Extracted information:
⁂
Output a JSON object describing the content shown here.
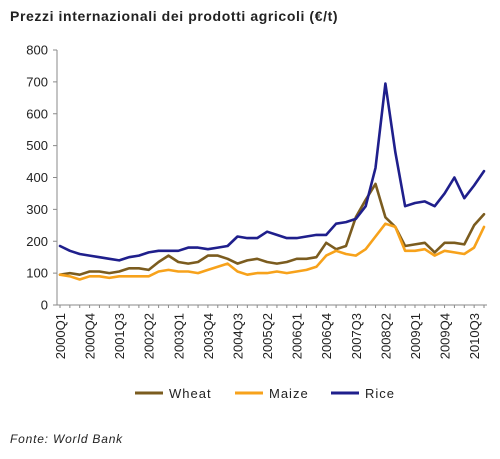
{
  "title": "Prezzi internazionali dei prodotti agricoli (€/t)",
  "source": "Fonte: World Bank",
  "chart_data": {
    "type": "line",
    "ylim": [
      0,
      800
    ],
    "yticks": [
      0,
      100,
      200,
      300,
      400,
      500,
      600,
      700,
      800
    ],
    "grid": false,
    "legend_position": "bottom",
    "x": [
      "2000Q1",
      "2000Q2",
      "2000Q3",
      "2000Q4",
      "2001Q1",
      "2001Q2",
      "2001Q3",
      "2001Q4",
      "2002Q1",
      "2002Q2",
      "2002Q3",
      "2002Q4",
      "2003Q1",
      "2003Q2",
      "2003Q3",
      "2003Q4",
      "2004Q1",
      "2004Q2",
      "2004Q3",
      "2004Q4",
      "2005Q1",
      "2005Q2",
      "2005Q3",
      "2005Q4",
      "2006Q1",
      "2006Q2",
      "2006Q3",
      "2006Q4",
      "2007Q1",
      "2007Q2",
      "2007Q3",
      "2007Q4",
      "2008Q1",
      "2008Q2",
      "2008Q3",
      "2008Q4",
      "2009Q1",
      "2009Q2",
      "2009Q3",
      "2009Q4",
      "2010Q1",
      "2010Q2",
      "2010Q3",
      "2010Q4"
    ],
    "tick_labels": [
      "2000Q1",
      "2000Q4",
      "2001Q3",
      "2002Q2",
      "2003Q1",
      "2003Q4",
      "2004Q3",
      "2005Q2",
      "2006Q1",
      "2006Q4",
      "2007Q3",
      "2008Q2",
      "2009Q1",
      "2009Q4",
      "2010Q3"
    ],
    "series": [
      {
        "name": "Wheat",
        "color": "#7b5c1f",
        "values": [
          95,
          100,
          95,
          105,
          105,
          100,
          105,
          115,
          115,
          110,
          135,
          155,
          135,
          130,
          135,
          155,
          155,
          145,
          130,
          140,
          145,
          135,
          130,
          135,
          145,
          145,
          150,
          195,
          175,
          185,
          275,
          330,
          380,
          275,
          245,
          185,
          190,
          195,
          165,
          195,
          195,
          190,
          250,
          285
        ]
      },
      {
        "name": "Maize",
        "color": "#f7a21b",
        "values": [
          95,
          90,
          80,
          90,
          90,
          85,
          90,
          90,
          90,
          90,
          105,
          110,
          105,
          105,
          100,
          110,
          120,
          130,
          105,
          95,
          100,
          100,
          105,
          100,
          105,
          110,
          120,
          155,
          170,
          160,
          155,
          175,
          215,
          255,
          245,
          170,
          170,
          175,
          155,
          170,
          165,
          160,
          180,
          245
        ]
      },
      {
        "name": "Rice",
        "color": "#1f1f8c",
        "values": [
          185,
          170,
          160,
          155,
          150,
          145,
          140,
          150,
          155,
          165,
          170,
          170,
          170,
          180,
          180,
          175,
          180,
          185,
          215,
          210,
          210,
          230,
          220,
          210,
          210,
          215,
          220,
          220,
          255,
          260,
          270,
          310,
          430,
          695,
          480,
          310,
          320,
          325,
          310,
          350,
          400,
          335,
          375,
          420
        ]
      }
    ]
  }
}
⁂
Direction: The answer should be a single number: the count of lines in the data that include the string "color".

Correct output: 3